*EXERCISE*:
Show only lines that include "Contains".

** begin DATASET EXTRACT **

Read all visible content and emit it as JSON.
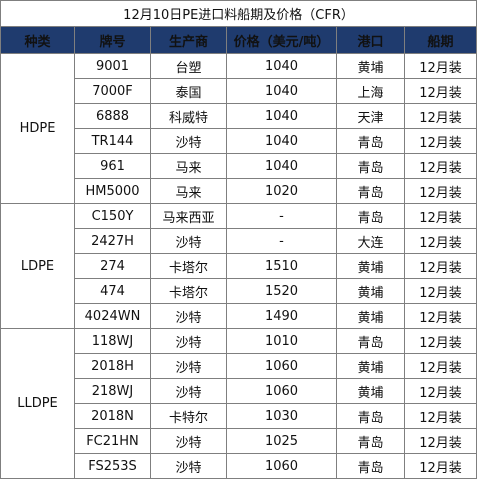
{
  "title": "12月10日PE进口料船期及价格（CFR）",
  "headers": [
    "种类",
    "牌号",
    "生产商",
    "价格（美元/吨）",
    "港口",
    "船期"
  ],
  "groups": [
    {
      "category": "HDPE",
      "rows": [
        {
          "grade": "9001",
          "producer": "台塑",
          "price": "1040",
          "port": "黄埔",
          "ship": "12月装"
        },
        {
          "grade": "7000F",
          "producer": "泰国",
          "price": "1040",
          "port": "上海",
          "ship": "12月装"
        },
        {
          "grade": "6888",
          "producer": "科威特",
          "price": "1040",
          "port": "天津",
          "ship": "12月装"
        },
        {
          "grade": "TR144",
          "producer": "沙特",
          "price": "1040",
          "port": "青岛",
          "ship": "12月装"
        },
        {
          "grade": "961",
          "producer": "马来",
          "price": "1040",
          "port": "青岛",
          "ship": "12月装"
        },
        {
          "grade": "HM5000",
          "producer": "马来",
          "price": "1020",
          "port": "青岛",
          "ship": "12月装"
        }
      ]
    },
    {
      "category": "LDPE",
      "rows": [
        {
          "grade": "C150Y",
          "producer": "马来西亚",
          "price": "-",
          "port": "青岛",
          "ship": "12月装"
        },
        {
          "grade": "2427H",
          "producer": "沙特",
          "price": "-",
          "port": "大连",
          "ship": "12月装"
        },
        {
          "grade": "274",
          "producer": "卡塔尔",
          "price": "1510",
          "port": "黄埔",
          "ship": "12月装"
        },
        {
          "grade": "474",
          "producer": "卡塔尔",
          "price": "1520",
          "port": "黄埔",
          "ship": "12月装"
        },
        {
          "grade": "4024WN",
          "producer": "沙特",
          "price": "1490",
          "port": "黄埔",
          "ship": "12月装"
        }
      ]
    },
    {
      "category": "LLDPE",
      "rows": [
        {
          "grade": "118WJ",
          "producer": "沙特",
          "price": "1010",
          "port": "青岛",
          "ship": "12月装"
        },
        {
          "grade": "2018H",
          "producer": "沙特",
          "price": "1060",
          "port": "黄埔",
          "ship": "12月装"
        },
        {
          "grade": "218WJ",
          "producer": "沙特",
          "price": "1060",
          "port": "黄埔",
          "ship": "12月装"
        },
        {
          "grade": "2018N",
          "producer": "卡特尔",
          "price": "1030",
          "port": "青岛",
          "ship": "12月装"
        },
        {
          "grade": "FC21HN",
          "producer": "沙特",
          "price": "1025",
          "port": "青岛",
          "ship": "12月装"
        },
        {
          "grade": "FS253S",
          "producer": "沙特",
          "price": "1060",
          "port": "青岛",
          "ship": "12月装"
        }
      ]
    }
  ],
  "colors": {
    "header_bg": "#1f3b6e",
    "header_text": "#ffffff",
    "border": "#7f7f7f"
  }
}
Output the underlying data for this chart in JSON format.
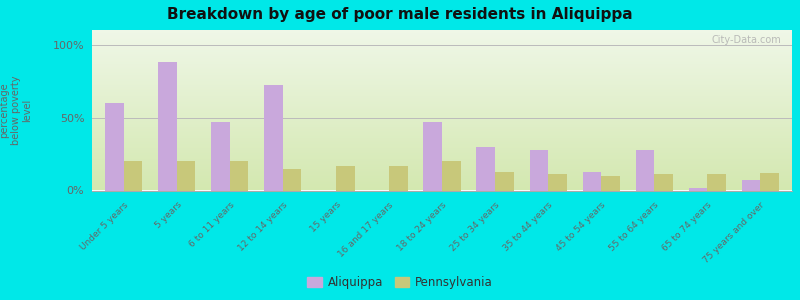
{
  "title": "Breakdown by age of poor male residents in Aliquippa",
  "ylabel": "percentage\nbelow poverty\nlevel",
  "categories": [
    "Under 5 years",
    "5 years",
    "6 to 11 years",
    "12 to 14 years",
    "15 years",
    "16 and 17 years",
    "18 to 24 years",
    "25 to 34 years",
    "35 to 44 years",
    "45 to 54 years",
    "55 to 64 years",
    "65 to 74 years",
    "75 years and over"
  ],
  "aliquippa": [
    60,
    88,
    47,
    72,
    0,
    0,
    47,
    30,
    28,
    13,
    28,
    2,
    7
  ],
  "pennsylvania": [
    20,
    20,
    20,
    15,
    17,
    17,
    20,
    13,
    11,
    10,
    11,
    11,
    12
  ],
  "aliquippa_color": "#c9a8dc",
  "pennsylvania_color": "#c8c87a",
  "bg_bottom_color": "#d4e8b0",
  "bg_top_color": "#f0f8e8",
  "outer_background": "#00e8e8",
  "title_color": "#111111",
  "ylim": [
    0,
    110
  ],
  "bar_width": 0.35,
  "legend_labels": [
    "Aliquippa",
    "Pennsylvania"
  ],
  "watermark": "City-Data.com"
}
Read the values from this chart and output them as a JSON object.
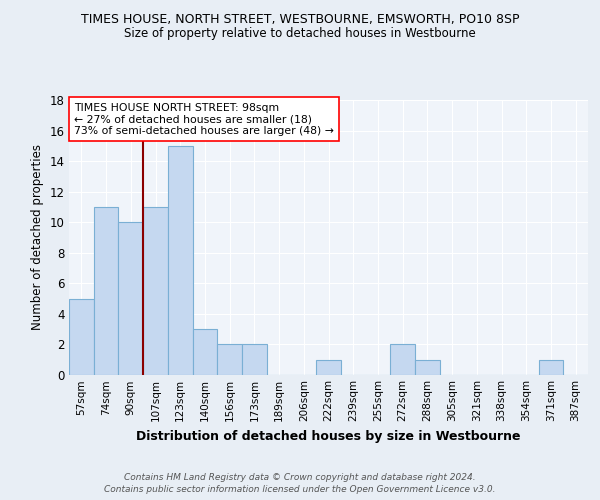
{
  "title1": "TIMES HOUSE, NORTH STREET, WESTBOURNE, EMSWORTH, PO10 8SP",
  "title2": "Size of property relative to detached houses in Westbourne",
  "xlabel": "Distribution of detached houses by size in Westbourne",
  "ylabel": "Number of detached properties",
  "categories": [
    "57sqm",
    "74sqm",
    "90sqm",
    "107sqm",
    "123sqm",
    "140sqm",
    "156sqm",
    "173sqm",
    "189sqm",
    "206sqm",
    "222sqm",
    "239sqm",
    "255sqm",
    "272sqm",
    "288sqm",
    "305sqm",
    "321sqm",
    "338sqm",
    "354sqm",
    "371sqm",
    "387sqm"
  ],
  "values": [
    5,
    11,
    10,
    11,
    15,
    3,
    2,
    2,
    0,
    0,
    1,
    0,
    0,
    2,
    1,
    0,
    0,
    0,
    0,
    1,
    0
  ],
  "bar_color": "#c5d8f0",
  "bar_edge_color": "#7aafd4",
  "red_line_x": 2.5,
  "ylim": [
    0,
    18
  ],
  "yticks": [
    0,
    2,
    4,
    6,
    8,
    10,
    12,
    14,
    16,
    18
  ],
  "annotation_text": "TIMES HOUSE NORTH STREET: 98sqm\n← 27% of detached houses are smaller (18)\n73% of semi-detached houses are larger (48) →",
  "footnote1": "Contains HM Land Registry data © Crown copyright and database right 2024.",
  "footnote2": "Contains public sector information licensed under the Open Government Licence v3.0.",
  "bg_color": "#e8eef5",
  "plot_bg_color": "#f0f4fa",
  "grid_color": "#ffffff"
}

** end DATASET EXTRACT **

*RESPONSE*:
  "footnote1": "Contains HM Land Registry data © Crown copyright and database right 2024.",
  "footnote2": "Contains public sector information licensed under the Open Government Licence v3.0.",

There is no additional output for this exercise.